- Set exercise:
Write each record again exactly as it stands.

— BEGIN —

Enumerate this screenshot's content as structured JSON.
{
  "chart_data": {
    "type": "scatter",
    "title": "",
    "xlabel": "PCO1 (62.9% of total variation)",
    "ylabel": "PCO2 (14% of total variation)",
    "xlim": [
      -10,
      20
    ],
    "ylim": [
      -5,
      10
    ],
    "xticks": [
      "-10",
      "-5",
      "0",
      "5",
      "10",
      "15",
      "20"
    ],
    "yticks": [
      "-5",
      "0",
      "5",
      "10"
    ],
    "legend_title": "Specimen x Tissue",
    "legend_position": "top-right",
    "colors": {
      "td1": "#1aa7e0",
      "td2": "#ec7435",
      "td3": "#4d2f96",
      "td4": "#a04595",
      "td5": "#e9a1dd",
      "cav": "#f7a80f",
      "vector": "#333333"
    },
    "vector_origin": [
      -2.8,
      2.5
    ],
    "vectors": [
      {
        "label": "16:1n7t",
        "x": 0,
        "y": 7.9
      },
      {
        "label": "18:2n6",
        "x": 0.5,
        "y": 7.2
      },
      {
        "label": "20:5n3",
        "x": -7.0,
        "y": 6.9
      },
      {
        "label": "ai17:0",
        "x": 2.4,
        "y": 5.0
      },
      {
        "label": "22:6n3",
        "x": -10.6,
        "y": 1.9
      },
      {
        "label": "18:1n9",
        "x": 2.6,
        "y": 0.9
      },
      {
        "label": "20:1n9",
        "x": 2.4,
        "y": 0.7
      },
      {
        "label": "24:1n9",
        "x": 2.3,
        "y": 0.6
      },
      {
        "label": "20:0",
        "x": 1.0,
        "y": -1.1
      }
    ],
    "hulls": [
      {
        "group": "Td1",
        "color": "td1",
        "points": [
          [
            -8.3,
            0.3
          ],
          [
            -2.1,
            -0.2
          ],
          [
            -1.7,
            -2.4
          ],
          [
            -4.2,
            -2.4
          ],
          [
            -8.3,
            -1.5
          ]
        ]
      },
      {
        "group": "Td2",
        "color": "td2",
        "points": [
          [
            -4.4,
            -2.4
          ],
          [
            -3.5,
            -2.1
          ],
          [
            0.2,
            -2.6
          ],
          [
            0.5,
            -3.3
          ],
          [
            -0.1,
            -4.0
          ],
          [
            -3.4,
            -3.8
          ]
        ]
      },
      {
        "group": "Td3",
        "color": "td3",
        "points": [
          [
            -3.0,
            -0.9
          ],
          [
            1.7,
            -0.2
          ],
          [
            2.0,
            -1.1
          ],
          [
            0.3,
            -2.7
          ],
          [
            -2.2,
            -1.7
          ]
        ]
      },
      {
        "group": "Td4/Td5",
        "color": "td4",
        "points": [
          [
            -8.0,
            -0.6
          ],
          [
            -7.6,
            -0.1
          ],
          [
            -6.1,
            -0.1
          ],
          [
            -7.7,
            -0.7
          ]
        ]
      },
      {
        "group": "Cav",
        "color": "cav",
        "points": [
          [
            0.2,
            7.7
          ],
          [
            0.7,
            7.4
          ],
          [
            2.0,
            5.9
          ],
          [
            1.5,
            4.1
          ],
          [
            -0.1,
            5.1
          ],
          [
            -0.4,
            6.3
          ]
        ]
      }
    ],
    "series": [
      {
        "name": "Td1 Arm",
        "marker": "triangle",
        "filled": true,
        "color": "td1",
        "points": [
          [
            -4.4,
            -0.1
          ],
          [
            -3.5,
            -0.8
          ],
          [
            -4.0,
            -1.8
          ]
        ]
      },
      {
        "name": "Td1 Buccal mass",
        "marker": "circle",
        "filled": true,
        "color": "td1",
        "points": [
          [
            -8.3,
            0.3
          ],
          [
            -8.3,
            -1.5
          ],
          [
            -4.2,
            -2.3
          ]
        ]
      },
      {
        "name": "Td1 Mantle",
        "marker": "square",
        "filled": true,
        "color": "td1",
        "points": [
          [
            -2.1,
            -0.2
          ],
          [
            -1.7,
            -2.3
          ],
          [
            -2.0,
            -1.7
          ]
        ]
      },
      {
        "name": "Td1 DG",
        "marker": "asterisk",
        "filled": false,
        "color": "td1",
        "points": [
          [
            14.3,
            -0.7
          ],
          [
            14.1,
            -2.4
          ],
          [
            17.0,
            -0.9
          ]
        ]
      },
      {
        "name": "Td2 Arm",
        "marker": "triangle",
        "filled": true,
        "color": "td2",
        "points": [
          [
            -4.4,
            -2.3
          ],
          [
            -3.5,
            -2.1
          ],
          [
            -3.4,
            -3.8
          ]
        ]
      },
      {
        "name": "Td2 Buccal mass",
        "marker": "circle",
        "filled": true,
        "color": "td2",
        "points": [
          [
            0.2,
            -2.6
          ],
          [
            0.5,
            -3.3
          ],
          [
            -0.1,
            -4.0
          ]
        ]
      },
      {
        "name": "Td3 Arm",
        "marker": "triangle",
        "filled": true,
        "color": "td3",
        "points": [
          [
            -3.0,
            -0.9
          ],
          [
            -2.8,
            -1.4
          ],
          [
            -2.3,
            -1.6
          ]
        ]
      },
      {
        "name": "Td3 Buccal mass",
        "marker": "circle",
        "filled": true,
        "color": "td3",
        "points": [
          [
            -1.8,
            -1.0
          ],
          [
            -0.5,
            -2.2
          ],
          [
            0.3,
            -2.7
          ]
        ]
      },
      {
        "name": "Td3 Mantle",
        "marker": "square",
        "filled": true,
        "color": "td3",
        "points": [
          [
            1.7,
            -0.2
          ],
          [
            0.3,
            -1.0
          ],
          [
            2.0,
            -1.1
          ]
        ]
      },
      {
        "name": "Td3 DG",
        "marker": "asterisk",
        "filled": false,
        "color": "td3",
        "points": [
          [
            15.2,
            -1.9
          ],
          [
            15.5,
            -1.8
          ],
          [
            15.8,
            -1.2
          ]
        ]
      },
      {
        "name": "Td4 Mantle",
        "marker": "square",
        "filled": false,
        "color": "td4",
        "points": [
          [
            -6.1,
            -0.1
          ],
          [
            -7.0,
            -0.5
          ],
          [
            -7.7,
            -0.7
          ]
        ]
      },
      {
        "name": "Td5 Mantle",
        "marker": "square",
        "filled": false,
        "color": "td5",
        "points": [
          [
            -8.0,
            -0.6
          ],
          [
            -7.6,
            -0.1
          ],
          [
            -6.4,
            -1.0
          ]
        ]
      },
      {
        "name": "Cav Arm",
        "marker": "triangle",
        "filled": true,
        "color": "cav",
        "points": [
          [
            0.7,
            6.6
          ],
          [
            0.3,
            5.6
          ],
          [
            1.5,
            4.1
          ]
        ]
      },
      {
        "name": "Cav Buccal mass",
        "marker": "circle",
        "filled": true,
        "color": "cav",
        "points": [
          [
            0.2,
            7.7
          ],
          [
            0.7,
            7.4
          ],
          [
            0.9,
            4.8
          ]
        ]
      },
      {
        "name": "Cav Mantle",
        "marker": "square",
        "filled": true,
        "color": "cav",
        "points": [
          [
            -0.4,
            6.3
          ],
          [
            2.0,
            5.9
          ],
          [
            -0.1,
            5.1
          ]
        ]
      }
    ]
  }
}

— END —

- Solution for this task:
Enumerate this screenshot's content as structured JSON.
{
  "chart_data": {
    "type": "scatter",
    "title": "",
    "xlabel": "PCO1 (62.9% of total variation)",
    "ylabel": "PCO2 (14% of total variation)",
    "xlim": [
      -10,
      20
    ],
    "ylim": [
      -5,
      10
    ],
    "xticks": [
      "-10",
      "-5",
      "0",
      "5",
      "10",
      "15",
      "20"
    ],
    "yticks": [
      "-5",
      "0",
      "5",
      "10"
    ],
    "legend_title": "Specimen x Tissue",
    "legend_position": "top-right",
    "colors": {
      "td1": "#1aa7e0",
      "td2": "#ec7435",
      "td3": "#4d2f96",
      "td4": "#a04595",
      "td5": "#e9a1dd",
      "cav": "#f7a80f",
      "vector": "#333333"
    },
    "vector_origin": [
      -2.8,
      2.5
    ],
    "vectors": [
      {
        "label": "16:1n7t",
        "x": 0,
        "y": 7.9
      },
      {
        "label": "18:2n6",
        "x": 0.5,
        "y": 7.2
      },
      {
        "label": "20:5n3",
        "x": -7.0,
        "y": 6.9
      },
      {
        "label": "ai17:0",
        "x": 2.4,
        "y": 5.0
      },
      {
        "label": "22:6n3",
        "x": -10.6,
        "y": 1.9
      },
      {
        "label": "18:1n9",
        "x": 2.6,
        "y": 0.9
      },
      {
        "label": "20:1n9",
        "x": 2.4,
        "y": 0.7
      },
      {
        "label": "24:1n9",
        "x": 2.3,
        "y": 0.6
      },
      {
        "label": "20:0",
        "x": 1.0,
        "y": -1.1
      }
    ],
    "hulls": [
      {
        "group": "Td1",
        "color": "td1",
        "points": [
          [
            -8.3,
            0.3
          ],
          [
            -2.1,
            -0.2
          ],
          [
            -1.7,
            -2.4
          ],
          [
            -4.2,
            -2.4
          ],
          [
            -8.3,
            -1.5
          ]
        ]
      },
      {
        "group": "Td2",
        "color": "td2",
        "points": [
          [
            -4.4,
            -2.4
          ],
          [
            -3.5,
            -2.1
          ],
          [
            0.2,
            -2.6
          ],
          [
            0.5,
            -3.3
          ],
          [
            -0.1,
            -4.0
          ],
          [
            -3.4,
            -3.8
          ]
        ]
      },
      {
        "group": "Td3",
        "color": "td3",
        "points": [
          [
            -3.0,
            -0.9
          ],
          [
            1.7,
            -0.2
          ],
          [
            2.0,
            -1.1
          ],
          [
            0.3,
            -2.7
          ],
          [
            -2.2,
            -1.7
          ]
        ]
      },
      {
        "group": "Td4/Td5",
        "color": "td4",
        "points": [
          [
            -8.0,
            -0.6
          ],
          [
            -7.6,
            -0.1
          ],
          [
            -6.1,
            -0.1
          ],
          [
            -7.7,
            -0.7
          ]
        ]
      },
      {
        "group": "Cav",
        "color": "cav",
        "points": [
          [
            0.2,
            7.7
          ],
          [
            0.7,
            7.4
          ],
          [
            2.0,
            5.9
          ],
          [
            1.5,
            4.1
          ],
          [
            -0.1,
            5.1
          ],
          [
            -0.4,
            6.3
          ]
        ]
      }
    ],
    "series": [
      {
        "name": "Td1 Arm",
        "marker": "triangle",
        "filled": true,
        "color": "td1",
        "points": [
          [
            -4.4,
            -0.1
          ],
          [
            -3.5,
            -0.8
          ],
          [
            -4.0,
            -1.8
          ]
        ]
      },
      {
        "name": "Td1 Buccal mass",
        "marker": "circle",
        "filled": true,
        "color": "td1",
        "points": [
          [
            -8.3,
            0.3
          ],
          [
            -8.3,
            -1.5
          ],
          [
            -4.2,
            -2.3
          ]
        ]
      },
      {
        "name": "Td1 Mantle",
        "marker": "square",
        "filled": true,
        "color": "td1",
        "points": [
          [
            -2.1,
            -0.2
          ],
          [
            -1.7,
            -2.3
          ],
          [
            -2.0,
            -1.7
          ]
        ]
      },
      {
        "name": "Td1 DG",
        "marker": "asterisk",
        "filled": false,
        "color": "td1",
        "points": [
          [
            14.3,
            -0.7
          ],
          [
            14.1,
            -2.4
          ],
          [
            17.0,
            -0.9
          ]
        ]
      },
      {
        "name": "Td2 Arm",
        "marker": "triangle",
        "filled": true,
        "color": "td2",
        "points": [
          [
            -4.4,
            -2.3
          ],
          [
            -3.5,
            -2.1
          ],
          [
            -3.4,
            -3.8
          ]
        ]
      },
      {
        "name": "Td2 Buccal mass",
        "marker": "circle",
        "filled": true,
        "color": "td2",
        "points": [
          [
            0.2,
            -2.6
          ],
          [
            0.5,
            -3.3
          ],
          [
            -0.1,
            -4.0
          ]
        ]
      },
      {
        "name": "Td3 Arm",
        "marker": "triangle",
        "filled": true,
        "color": "td3",
        "points": [
          [
            -3.0,
            -0.9
          ],
          [
            -2.8,
            -1.4
          ],
          [
            -2.3,
            -1.6
          ]
        ]
      },
      {
        "name": "Td3 Buccal mass",
        "marker": "circle",
        "filled": true,
        "color": "td3",
        "points": [
          [
            -1.8,
            -1.0
          ],
          [
            -0.5,
            -2.2
          ],
          [
            0.3,
            -2.7
          ]
        ]
      },
      {
        "name": "Td3 Mantle",
        "marker": "square",
        "filled": true,
        "color": "td3",
        "points": [
          [
            1.7,
            -0.2
          ],
          [
            0.3,
            -1.0
          ],
          [
            2.0,
            -1.1
          ]
        ]
      },
      {
        "name": "Td3 DG",
        "marker": "asterisk",
        "filled": false,
        "color": "td3",
        "points": [
          [
            15.2,
            -1.9
          ],
          [
            15.5,
            -1.8
          ],
          [
            15.8,
            -1.2
          ]
        ]
      },
      {
        "name": "Td4 Mantle",
        "marker": "square",
        "filled": false,
        "color": "td4",
        "points": [
          [
            -6.1,
            -0.1
          ],
          [
            -7.0,
            -0.5
          ],
          [
            -7.7,
            -0.7
          ]
        ]
      },
      {
        "name": "Td5 Mantle",
        "marker": "square",
        "filled": false,
        "color": "td5",
        "points": [
          [
            -8.0,
            -0.6
          ],
          [
            -7.6,
            -0.1
          ],
          [
            -6.4,
            -1.0
          ]
        ]
      },
      {
        "name": "Cav Arm",
        "marker": "triangle",
        "filled": true,
        "color": "cav",
        "points": [
          [
            0.7,
            6.6
          ],
          [
            0.3,
            5.6
          ],
          [
            1.5,
            4.1
          ]
        ]
      },
      {
        "name": "Cav Buccal mass",
        "marker": "circle",
        "filled": true,
        "color": "cav",
        "points": [
          [
            0.2,
            7.7
          ],
          [
            0.7,
            7.4
          ],
          [
            0.9,
            4.8
          ]
        ]
      },
      {
        "name": "Cav Mantle",
        "marker": "square",
        "filled": true,
        "color": "cav",
        "points": [
          [
            -0.4,
            6.3
          ],
          [
            2.0,
            5.9
          ],
          [
            -0.1,
            5.1
          ]
        ]
      }
    ]
  }
}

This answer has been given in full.